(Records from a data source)
---*---
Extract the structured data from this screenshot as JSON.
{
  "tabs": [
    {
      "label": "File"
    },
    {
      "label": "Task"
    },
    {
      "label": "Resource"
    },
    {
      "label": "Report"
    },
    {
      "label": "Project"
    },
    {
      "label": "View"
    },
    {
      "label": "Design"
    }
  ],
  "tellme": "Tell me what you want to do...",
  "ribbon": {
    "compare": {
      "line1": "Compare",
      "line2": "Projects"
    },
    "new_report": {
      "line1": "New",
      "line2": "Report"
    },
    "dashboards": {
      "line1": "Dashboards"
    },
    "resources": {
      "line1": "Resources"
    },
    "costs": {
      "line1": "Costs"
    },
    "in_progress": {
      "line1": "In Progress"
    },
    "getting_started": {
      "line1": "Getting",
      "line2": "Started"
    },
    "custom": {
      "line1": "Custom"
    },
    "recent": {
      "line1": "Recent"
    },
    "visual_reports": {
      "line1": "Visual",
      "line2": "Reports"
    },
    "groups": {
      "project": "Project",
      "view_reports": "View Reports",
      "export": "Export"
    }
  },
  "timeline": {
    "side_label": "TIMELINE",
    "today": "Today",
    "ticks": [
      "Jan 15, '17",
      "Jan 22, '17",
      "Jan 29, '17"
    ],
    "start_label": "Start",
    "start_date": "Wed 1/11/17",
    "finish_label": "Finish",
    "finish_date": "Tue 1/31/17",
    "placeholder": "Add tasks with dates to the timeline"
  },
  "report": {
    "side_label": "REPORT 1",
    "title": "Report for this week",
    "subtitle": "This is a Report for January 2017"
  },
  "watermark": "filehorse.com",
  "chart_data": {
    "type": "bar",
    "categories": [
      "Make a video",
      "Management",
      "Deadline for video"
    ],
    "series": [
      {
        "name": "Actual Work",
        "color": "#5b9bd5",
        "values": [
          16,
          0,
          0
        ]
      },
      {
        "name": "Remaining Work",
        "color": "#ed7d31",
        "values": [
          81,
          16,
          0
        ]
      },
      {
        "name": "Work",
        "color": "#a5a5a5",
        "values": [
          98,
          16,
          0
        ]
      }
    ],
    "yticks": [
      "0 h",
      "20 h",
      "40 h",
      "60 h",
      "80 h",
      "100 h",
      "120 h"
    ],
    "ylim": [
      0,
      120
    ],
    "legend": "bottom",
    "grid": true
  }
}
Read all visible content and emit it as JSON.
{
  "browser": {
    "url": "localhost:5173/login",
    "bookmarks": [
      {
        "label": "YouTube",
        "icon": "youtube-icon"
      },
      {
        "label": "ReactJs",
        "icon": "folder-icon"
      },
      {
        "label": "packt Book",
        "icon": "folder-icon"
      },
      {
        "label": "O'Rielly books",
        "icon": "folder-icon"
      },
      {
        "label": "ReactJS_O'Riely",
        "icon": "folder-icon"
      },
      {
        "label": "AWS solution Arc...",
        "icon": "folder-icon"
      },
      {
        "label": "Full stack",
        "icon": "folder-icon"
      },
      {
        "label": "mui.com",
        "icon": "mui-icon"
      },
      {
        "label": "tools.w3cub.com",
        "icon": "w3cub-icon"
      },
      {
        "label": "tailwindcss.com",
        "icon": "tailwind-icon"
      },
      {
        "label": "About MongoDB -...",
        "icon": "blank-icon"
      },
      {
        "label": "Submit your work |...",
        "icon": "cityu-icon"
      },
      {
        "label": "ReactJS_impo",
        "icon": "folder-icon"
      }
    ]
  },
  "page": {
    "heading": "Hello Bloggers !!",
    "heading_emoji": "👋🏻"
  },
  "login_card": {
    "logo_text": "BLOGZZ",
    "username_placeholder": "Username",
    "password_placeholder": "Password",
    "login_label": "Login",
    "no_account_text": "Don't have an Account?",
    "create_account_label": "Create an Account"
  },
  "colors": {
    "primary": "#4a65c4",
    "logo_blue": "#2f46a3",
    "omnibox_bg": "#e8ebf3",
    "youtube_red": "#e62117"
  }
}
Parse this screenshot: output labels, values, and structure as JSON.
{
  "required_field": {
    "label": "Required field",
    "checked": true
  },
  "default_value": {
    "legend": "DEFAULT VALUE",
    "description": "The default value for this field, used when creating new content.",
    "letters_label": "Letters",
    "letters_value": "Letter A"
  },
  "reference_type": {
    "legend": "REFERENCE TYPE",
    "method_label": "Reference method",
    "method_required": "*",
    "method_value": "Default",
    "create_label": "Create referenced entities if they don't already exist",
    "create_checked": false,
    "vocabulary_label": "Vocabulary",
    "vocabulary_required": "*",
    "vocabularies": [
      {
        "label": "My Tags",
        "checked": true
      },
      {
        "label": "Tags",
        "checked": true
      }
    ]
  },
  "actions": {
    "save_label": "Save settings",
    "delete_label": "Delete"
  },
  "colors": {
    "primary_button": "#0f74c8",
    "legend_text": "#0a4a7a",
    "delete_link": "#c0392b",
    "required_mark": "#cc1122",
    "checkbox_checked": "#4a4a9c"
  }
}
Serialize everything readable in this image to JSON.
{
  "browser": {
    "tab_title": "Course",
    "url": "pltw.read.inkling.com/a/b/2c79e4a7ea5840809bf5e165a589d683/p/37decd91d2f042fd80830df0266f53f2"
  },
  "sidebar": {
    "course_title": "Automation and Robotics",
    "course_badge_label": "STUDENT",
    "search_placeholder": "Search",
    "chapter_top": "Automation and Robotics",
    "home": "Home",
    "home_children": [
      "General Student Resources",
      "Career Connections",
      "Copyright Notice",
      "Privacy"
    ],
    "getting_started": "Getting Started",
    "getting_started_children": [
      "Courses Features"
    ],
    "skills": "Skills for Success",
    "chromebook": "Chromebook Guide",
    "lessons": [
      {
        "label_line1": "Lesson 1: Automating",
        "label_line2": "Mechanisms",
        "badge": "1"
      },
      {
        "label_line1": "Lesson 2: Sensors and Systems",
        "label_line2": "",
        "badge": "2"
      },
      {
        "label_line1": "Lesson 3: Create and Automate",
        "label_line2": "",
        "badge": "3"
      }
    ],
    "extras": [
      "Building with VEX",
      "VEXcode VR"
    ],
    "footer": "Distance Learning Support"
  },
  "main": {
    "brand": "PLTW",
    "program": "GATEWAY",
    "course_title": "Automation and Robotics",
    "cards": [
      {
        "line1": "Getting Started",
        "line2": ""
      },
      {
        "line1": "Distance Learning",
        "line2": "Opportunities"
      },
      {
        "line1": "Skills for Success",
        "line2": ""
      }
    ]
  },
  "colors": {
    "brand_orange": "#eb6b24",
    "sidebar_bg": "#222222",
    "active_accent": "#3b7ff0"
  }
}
---*---
_The exercise:_ Please reproduce all of the entries exactly as they stand.

_Written solution:_
Extract the structured data from this screenshot as JSON.
{
  "tabs": [
    {
      "label": "File"
    },
    {
      "label": "Task"
    },
    {
      "label": "Resource"
    },
    {
      "label": "Report"
    },
    {
      "label": "Project"
    },
    {
      "label": "View"
    },
    {
      "label": "Design"
    }
  ],
  "tellme": "Tell me what you want to do...",
  "ribbon": {
    "compare": {
      "line1": "Compare",
      "line2": "Projects"
    },
    "new_report": {
      "line1": "New",
      "line2": "Report"
    },
    "dashboards": {
      "line1": "Dashboards"
    },
    "resources": {
      "line1": "Resources"
    },
    "costs": {
      "line1": "Costs"
    },
    "in_progress": {
      "line1": "In Progress"
    },
    "getting_started": {
      "line1": "Getting",
      "line2": "Started"
    },
    "custom": {
      "line1": "Custom"
    },
    "recent": {
      "line1": "Recent"
    },
    "visual_reports": {
      "line1": "Visual",
      "line2": "Reports"
    },
    "groups": {
      "project": "Project",
      "view_reports": "View Reports",
      "export": "Export"
    }
  },
  "timeline": {
    "side_label": "TIMELINE",
    "today": "Today",
    "ticks": [
      "Jan 15, '17",
      "Jan 22, '17",
      "Jan 29, '17"
    ],
    "start_label": "Start",
    "start_date": "Wed 1/11/17",
    "finish_label": "Finish",
    "finish_date": "Tue 1/31/17",
    "placeholder": "Add tasks with dates to the timeline"
  },
  "report": {
    "side_label": "REPORT 1",
    "title": "Report for this week",
    "subtitle": "This is a Report for January 2017"
  },
  "watermark": "filehorse.com",
  "chart_data": {
    "type": "bar",
    "categories": [
      "Make a video",
      "Management",
      "Deadline for video"
    ],
    "series": [
      {
        "name": "Actual Work",
        "color": "#5b9bd5",
        "values": [
          16,
          0,
          0
        ]
      },
      {
        "name": "Remaining Work",
        "color": "#ed7d31",
        "values": [
          81,
          16,
          0
        ]
      },
      {
        "name": "Work",
        "color": "#a5a5a5",
        "values": [
          98,
          16,
          0
        ]
      }
    ],
    "yticks": [
      "0 h",
      "20 h",
      "40 h",
      "60 h",
      "80 h",
      "100 h",
      "120 h"
    ],
    "ylim": [
      0,
      120
    ],
    "legend": "bottom",
    "grid": true
  }
}
Read all visible content and emit it as JSON.
{
  "browser": {
    "url": "localhost:5173/login",
    "bookmarks": [
      {
        "label": "YouTube",
        "icon": "youtube-icon"
      },
      {
        "label": "ReactJs",
        "icon": "folder-icon"
      },
      {
        "label": "packt Book",
        "icon": "folder-icon"
      },
      {
        "label": "O'Rielly books",
        "icon": "folder-icon"
      },
      {
        "label": "ReactJS_O'Riely",
        "icon": "folder-icon"
      },
      {
        "label": "AWS solution Arc...",
        "icon": "folder-icon"
      },
      {
        "label": "Full stack",
        "icon": "folder-icon"
      },
      {
        "label": "mui.com",
        "icon": "mui-icon"
      },
      {
        "label": "tools.w3cub.com",
        "icon": "w3cub-icon"
      },
      {
        "label": "tailwindcss.com",
        "icon": "tailwind-icon"
      },
      {
        "label": "About MongoDB -...",
        "icon": "blank-icon"
      },
      {
        "label": "Submit your work |...",
        "icon": "cityu-icon"
      },
      {
        "label": "ReactJS_impo",
        "icon": "folder-icon"
      }
    ]
  },
  "page": {
    "heading": "Hello Bloggers !!",
    "heading_emoji": "👋🏻"
  },
  "login_card": {
    "logo_text": "BLOGZZ",
    "username_placeholder": "Username",
    "password_placeholder": "Password",
    "login_label": "Login",
    "no_account_text": "Don't have an Account?",
    "create_account_label": "Create an Account"
  },
  "colors": {
    "primary": "#4a65c4",
    "logo_blue": "#2f46a3",
    "omnibox_bg": "#e8ebf3",
    "youtube_red": "#e62117"
  }
}
Parse this screenshot: output labels, values, and structure as JSON.
{
  "required_field": {
    "label": "Required field",
    "checked": true
  },
  "default_value": {
    "legend": "DEFAULT VALUE",
    "description": "The default value for this field, used when creating new content.",
    "letters_label": "Letters",
    "letters_value": "Letter A"
  },
  "reference_type": {
    "legend": "REFERENCE TYPE",
    "method_label": "Reference method",
    "method_required": "*",
    "method_value": "Default",
    "create_label": "Create referenced entities if they don't already exist",
    "create_checked": false,
    "vocabulary_label": "Vocabulary",
    "vocabulary_required": "*",
    "vocabularies": [
      {
        "label": "My Tags",
        "checked": true
      },
      {
        "label": "Tags",
        "checked": true
      }
    ]
  },
  "actions": {
    "save_label": "Save settings",
    "delete_label": "Delete"
  },
  "colors": {
    "primary_button": "#0f74c8",
    "legend_text": "#0a4a7a",
    "delete_link": "#c0392b",
    "required_mark": "#cc1122",
    "checkbox_checked": "#4a4a9c"
  }
}
Serialize everything readable in this image to JSON.
{
  "browser": {
    "tab_title": "Course",
    "url": "pltw.read.inkling.com/a/b/2c79e4a7ea5840809bf5e165a589d683/p/37decd91d2f042fd80830df0266f53f2"
  },
  "sidebar": {
    "course_title": "Automation and Robotics",
    "course_badge_label": "STUDENT",
    "search_placeholder": "Search",
    "chapter_top": "Automation and Robotics",
    "home": "Home",
    "home_children": [
      "General Student Resources",
      "Career Connections",
      "Copyright Notice",
      "Privacy"
    ],
    "getting_started": "Getting Started",
    "getting_started_children": [
      "Courses Features"
    ],
    "skills": "Skills for Success",
    "chromebook": "Chromebook Guide",
    "lessons": [
      {
        "label_line1": "Lesson 1: Automating",
        "label_line2": "Mechanisms",
        "badge": "1"
      },
      {
        "label_line1": "Lesson 2: Sensors and Systems",
        "label_line2": "",
        "badge": "2"
      },
      {
        "label_line1": "Lesson 3: Create and Automate",
        "label_line2": "",
        "badge": "3"
      }
    ],
    "extras": [
      "Building with VEX",
      "VEXcode VR"
    ],
    "footer": "Distance Learning Support"
  },
  "main": {
    "brand": "PLTW",
    "program": "GATEWAY",
    "course_title": "Automation and Robotics",
    "cards": [
      {
        "line1": "Getting Started",
        "line2": ""
      },
      {
        "line1": "Distance Learning",
        "line2": "Opportunities"
      },
      {
        "line1": "Skills for Success",
        "line2": ""
      }
    ]
  },
  "colors": {
    "brand_orange": "#eb6b24",
    "sidebar_bg": "#222222",
    "active_accent": "#3b7ff0"
  }
}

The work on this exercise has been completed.